INSTRUCTIONS FOR THE TASK: Each line that holds the word "image" is to be identified and copied.

RECORDS FOR THIS TASK:
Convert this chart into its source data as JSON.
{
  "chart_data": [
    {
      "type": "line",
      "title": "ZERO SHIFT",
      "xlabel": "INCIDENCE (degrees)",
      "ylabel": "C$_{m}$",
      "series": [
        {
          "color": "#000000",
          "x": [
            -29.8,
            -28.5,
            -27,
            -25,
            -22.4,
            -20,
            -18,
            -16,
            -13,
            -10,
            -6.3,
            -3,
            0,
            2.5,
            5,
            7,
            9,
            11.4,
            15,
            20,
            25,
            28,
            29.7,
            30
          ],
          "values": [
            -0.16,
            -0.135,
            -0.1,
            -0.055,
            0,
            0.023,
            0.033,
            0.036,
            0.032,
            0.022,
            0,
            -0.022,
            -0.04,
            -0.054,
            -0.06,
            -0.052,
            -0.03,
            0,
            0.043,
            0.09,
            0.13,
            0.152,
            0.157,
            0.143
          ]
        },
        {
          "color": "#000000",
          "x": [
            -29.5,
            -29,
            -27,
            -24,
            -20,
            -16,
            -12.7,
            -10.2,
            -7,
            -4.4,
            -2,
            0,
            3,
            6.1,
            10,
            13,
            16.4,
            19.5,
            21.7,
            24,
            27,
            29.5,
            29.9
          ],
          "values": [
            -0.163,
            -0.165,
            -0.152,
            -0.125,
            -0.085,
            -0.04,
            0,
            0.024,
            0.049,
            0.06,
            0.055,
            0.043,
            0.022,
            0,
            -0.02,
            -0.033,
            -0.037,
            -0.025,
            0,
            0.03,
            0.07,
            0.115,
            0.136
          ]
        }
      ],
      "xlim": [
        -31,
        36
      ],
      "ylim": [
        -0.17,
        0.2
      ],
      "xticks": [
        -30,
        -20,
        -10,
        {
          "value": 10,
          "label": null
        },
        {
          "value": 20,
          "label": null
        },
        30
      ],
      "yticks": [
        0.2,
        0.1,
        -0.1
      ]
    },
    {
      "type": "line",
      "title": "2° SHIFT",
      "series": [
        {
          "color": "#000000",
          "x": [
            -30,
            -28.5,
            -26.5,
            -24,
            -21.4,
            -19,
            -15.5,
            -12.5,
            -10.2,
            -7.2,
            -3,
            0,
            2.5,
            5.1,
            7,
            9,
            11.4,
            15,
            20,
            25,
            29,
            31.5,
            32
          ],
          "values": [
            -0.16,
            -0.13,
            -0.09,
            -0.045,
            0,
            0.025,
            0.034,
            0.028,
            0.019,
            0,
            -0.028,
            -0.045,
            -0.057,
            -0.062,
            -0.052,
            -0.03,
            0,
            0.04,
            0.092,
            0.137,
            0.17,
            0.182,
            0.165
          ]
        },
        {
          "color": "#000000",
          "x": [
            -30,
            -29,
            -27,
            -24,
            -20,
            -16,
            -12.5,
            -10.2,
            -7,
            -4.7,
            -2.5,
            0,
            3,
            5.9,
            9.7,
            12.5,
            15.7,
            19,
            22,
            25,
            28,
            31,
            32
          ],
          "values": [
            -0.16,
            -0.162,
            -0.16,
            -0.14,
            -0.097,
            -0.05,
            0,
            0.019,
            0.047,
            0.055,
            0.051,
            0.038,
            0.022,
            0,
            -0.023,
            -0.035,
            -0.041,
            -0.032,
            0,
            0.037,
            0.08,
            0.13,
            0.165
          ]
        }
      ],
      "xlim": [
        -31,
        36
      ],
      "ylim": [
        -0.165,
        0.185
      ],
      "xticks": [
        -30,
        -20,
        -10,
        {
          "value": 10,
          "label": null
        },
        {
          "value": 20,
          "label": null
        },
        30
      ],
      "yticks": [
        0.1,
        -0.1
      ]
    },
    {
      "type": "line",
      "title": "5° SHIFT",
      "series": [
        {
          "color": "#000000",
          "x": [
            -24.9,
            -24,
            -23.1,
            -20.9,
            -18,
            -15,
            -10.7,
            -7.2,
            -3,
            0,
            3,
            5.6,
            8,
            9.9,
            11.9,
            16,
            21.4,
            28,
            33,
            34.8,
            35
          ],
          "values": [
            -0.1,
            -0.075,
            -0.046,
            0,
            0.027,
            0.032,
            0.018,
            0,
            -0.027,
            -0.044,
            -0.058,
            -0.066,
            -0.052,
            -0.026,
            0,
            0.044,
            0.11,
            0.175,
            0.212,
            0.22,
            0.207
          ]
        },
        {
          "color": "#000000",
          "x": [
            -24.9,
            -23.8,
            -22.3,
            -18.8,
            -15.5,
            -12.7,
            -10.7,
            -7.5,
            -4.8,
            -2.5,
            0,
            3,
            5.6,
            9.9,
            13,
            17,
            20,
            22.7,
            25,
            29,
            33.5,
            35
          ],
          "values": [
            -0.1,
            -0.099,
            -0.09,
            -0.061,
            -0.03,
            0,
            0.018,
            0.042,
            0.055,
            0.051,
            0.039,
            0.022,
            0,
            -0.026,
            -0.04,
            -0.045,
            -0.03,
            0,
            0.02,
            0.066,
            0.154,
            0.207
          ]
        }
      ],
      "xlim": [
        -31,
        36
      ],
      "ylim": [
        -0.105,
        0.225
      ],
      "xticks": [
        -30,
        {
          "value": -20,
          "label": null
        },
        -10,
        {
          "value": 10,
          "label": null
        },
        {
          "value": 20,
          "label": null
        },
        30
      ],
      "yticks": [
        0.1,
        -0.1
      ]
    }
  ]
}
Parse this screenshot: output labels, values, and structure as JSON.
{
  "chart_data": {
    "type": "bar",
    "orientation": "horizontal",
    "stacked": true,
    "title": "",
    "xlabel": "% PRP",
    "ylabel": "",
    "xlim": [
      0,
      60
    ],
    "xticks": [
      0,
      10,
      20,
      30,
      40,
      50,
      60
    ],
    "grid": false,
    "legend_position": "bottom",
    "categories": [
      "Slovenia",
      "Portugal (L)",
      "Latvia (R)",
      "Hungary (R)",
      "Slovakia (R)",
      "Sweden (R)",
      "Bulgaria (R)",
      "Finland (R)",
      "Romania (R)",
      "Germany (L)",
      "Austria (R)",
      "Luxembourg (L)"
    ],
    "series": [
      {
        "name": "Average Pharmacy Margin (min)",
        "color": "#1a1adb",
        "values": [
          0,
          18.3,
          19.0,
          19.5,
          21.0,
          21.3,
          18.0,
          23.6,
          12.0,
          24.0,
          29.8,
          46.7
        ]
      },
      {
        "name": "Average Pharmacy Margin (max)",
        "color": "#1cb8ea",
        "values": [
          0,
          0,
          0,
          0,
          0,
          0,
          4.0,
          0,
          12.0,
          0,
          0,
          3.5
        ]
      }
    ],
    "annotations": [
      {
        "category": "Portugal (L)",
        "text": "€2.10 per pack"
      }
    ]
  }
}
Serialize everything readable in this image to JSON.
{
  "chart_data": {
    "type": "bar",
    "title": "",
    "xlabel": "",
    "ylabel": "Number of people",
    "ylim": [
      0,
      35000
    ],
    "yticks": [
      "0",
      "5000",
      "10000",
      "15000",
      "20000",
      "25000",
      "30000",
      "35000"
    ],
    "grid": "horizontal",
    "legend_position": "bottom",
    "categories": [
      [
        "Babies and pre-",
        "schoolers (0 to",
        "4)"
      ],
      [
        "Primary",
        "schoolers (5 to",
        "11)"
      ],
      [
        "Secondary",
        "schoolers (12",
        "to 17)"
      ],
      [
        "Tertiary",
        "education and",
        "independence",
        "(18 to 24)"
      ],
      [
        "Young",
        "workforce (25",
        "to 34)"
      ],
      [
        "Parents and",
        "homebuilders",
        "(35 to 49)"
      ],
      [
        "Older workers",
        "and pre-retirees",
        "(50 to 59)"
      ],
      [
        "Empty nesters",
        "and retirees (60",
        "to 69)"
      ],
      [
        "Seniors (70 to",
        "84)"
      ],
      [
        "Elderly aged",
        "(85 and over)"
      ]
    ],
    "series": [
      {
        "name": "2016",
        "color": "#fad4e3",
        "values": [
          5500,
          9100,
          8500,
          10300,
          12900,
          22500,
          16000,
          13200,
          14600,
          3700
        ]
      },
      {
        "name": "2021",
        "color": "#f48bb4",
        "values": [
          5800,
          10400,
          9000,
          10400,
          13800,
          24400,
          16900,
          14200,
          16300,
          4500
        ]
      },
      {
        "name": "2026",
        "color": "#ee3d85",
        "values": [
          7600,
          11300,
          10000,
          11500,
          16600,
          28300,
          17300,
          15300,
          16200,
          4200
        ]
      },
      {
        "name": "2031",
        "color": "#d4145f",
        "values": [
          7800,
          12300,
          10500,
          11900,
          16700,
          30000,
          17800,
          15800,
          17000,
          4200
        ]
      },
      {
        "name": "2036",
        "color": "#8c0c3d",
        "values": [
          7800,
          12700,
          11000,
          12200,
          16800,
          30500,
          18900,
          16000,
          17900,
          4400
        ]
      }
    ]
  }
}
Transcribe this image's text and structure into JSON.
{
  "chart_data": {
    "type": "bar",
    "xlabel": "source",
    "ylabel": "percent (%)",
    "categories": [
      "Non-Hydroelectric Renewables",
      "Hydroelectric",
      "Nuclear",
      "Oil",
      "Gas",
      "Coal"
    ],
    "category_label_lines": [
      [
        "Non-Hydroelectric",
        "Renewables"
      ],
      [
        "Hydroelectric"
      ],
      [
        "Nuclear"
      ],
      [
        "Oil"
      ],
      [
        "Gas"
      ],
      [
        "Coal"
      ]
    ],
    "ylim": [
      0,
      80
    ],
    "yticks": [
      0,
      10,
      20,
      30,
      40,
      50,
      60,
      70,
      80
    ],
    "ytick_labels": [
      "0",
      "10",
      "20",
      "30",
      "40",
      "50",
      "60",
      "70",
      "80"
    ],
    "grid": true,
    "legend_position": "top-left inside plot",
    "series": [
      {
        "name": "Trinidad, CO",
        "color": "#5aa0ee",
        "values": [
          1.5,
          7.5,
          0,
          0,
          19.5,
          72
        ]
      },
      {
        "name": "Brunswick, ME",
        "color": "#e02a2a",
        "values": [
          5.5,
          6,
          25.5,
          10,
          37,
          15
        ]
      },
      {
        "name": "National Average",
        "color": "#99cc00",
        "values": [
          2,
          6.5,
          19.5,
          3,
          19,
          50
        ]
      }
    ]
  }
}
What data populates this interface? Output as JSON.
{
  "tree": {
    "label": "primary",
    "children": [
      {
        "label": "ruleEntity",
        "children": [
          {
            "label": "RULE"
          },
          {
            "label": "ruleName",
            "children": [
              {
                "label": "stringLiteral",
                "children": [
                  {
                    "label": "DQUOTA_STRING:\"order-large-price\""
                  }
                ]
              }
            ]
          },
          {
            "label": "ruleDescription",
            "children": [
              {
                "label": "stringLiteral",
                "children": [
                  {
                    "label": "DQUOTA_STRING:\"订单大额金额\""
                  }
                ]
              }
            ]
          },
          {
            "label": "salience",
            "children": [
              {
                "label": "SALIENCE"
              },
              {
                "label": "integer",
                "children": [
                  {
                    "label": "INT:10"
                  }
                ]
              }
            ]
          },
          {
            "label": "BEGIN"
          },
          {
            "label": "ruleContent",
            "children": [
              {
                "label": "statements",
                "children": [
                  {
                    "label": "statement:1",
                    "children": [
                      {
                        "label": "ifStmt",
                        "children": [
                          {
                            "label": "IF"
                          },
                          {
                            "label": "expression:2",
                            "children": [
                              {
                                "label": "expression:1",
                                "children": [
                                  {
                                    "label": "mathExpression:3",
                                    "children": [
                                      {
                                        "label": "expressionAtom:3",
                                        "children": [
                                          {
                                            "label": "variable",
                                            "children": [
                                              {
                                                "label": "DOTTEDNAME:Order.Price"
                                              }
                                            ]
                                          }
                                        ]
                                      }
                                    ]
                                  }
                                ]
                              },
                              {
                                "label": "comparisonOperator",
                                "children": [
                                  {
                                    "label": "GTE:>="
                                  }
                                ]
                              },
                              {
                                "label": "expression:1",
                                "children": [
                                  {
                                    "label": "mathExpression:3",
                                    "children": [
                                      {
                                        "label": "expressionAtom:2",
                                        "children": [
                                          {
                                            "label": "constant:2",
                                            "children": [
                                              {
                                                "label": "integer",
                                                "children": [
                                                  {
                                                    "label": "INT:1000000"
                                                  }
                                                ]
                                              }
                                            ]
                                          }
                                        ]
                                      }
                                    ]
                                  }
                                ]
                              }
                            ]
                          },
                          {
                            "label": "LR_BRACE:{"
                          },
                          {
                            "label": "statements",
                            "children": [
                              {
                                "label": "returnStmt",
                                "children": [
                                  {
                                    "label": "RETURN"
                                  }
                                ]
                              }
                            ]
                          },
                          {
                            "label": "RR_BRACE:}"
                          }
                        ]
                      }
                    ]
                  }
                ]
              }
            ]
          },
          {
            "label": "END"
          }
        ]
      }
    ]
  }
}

WRITTEN SOLUTION:
Serialize everything readable in this image to JSON.
Transcribe this image's text and structure into JSON.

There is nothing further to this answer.